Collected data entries
========

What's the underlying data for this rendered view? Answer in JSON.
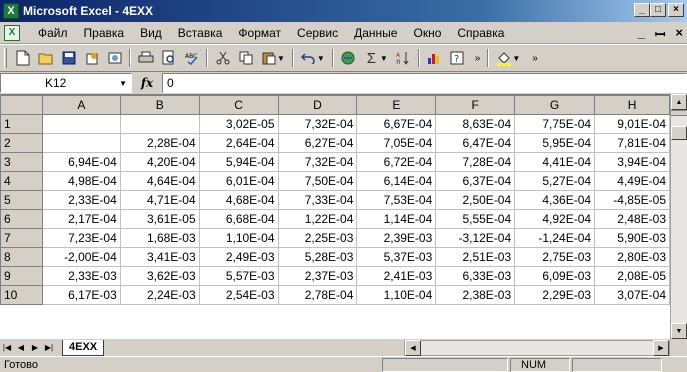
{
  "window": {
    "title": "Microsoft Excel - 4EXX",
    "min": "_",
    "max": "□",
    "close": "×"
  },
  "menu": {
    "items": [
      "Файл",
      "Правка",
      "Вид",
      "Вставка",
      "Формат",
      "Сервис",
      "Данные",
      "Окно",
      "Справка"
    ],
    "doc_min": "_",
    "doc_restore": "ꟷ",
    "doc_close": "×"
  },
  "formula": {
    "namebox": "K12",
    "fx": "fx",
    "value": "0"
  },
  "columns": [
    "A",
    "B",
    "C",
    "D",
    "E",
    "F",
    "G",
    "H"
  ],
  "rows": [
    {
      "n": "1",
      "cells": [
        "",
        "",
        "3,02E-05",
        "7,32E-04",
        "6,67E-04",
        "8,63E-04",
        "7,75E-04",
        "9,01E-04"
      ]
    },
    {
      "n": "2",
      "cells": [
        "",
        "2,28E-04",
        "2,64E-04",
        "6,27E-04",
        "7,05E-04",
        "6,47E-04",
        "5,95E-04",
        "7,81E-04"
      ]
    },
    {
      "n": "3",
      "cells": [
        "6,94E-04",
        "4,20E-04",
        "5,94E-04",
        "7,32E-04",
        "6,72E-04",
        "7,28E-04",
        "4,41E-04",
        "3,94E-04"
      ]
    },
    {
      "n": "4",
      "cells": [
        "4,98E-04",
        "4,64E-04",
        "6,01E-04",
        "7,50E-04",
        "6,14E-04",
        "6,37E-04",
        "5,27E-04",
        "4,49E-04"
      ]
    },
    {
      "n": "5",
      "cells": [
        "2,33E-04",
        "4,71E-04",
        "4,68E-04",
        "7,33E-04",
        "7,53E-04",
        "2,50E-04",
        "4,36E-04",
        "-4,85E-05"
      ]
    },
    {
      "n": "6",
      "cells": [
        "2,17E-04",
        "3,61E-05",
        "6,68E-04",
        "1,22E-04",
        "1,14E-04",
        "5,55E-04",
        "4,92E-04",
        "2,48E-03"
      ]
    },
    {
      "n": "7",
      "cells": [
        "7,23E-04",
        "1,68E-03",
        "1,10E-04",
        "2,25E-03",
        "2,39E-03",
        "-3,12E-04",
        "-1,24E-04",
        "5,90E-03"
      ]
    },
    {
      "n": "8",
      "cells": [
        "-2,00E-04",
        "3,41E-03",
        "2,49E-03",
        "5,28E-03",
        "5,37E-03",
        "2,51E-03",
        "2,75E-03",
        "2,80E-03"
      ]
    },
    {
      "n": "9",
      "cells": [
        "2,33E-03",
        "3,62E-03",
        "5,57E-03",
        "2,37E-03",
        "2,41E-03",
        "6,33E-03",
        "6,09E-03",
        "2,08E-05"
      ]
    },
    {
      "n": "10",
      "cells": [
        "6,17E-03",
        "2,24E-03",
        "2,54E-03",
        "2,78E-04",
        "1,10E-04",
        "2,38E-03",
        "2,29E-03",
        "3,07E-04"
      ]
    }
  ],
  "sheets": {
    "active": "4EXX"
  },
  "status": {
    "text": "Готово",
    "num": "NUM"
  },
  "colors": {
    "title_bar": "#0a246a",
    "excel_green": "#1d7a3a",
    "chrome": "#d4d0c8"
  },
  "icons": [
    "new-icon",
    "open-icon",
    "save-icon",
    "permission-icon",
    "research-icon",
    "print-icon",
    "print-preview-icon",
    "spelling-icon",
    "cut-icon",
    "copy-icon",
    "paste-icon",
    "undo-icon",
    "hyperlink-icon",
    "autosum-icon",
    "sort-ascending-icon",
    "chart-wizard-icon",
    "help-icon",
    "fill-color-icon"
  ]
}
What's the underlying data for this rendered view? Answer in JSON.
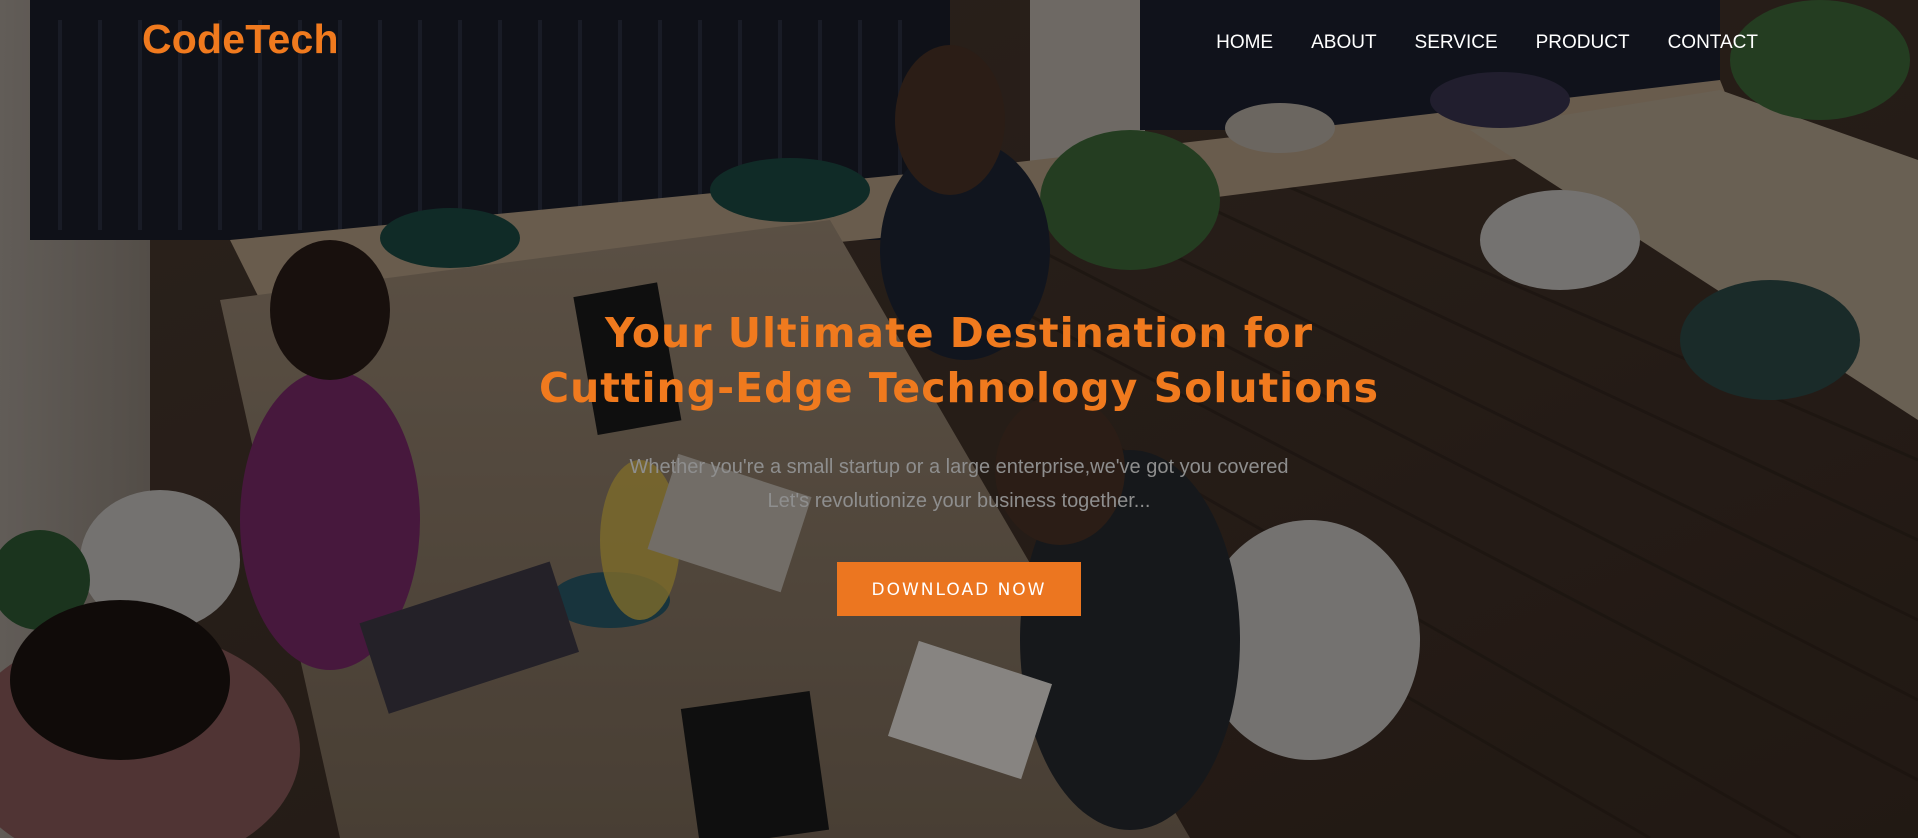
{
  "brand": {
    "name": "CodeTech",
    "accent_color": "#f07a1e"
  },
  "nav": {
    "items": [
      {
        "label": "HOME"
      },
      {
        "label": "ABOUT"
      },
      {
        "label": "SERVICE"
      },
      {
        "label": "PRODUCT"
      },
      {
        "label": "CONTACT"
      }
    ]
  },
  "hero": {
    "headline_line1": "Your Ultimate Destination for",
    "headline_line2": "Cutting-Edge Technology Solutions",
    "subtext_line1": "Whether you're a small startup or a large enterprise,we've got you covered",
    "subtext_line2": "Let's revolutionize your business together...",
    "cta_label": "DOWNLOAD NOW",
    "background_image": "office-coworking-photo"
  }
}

========

▶ _Directive_
Each record above must be returned exactly as written, with its pictures omitted.

▶ _Task result_
What's the underlying data for this rendered view? Answer in JSON.
{
  "window": {
    "title": "Microsoft Excel - 4EXX",
    "min": "_",
    "max": "□",
    "close": "×"
  },
  "menu": {
    "items": [
      "Файл",
      "Правка",
      "Вид",
      "Вставка",
      "Формат",
      "Сервис",
      "Данные",
      "Окно",
      "Справка"
    ],
    "doc_min": "_",
    "doc_restore": "ꟷ",
    "doc_close": "×"
  },
  "formula": {
    "namebox": "K12",
    "fx": "fx",
    "value": "0"
  },
  "columns": [
    "A",
    "B",
    "C",
    "D",
    "E",
    "F",
    "G",
    "H"
  ],
  "rows": [
    {
      "n": "1",
      "cells": [
        "",
        "",
        "3,02E-05",
        "7,32E-04",
        "6,67E-04",
        "8,63E-04",
        "7,75E-04",
        "9,01E-04"
      ]
    },
    {
      "n": "2",
      "cells": [
        "",
        "2,28E-04",
        "2,64E-04",
        "6,27E-04",
        "7,05E-04",
        "6,47E-04",
        "5,95E-04",
        "7,81E-04"
      ]
    },
    {
      "n": "3",
      "cells": [
        "6,94E-04",
        "4,20E-04",
        "5,94E-04",
        "7,32E-04",
        "6,72E-04",
        "7,28E-04",
        "4,41E-04",
        "3,94E-04"
      ]
    },
    {
      "n": "4",
      "cells": [
        "4,98E-04",
        "4,64E-04",
        "6,01E-04",
        "7,50E-04",
        "6,14E-04",
        "6,37E-04",
        "5,27E-04",
        "4,49E-04"
      ]
    },
    {
      "n": "5",
      "cells": [
        "2,33E-04",
        "4,71E-04",
        "4,68E-04",
        "7,33E-04",
        "7,53E-04",
        "2,50E-04",
        "4,36E-04",
        "-4,85E-05"
      ]
    },
    {
      "n": "6",
      "cells": [
        "2,17E-04",
        "3,61E-05",
        "6,68E-04",
        "1,22E-04",
        "1,14E-04",
        "5,55E-04",
        "4,92E-04",
        "2,48E-03"
      ]
    },
    {
      "n": "7",
      "cells": [
        "7,23E-04",
        "1,68E-03",
        "1,10E-04",
        "2,25E-03",
        "2,39E-03",
        "-3,12E-04",
        "-1,24E-04",
        "5,90E-03"
      ]
    },
    {
      "n": "8",
      "cells": [
        "-2,00E-04",
        "3,41E-03",
        "2,49E-03",
        "5,28E-03",
        "5,37E-03",
        "2,51E-03",
        "2,75E-03",
        "2,80E-03"
      ]
    },
    {
      "n": "9",
      "cells": [
        "2,33E-03",
        "3,62E-03",
        "5,57E-03",
        "2,37E-03",
        "2,41E-03",
        "6,33E-03",
        "6,09E-03",
        "2,08E-05"
      ]
    },
    {
      "n": "10",
      "cells": [
        "6,17E-03",
        "2,24E-03",
        "2,54E-03",
        "2,78E-04",
        "1,10E-04",
        "2,38E-03",
        "2,29E-03",
        "3,07E-04"
      ]
    }
  ],
  "sheets": {
    "active": "4EXX"
  },
  "status": {
    "text": "Готово",
    "num": "NUM"
  },
  "colors": {
    "title_bar": "#0a246a",
    "excel_green": "#1d7a3a",
    "chrome": "#d4d0c8"
  },
  "icons": [
    "new-icon",
    "open-icon",
    "save-icon",
    "permission-icon",
    "research-icon",
    "print-icon",
    "print-preview-icon",
    "spelling-icon",
    "cut-icon",
    "copy-icon",
    "paste-icon",
    "undo-icon",
    "hyperlink-icon",
    "autosum-icon",
    "sort-ascending-icon",
    "chart-wizard-icon",
    "help-icon",
    "fill-color-icon"
  ]
}
What's the underlying data for this rendered view? Answer in JSON.
{
  "brand": {
    "name": "CodeTech",
    "accent_color": "#f07a1e"
  },
  "nav": {
    "items": [
      {
        "label": "HOME"
      },
      {
        "label": "ABOUT"
      },
      {
        "label": "SERVICE"
      },
      {
        "label": "PRODUCT"
      },
      {
        "label": "CONTACT"
      }
    ]
  },
  "hero": {
    "headline_line1": "Your Ultimate Destination for",
    "headline_line2": "Cutting-Edge Technology Solutions",
    "subtext_line1": "Whether you're a small startup or a large enterprise,we've got you covered",
    "subtext_line2": "Let's revolutionize your business together...",
    "cta_label": "DOWNLOAD NOW",
    "background_image": "office-coworking-photo"
  }
}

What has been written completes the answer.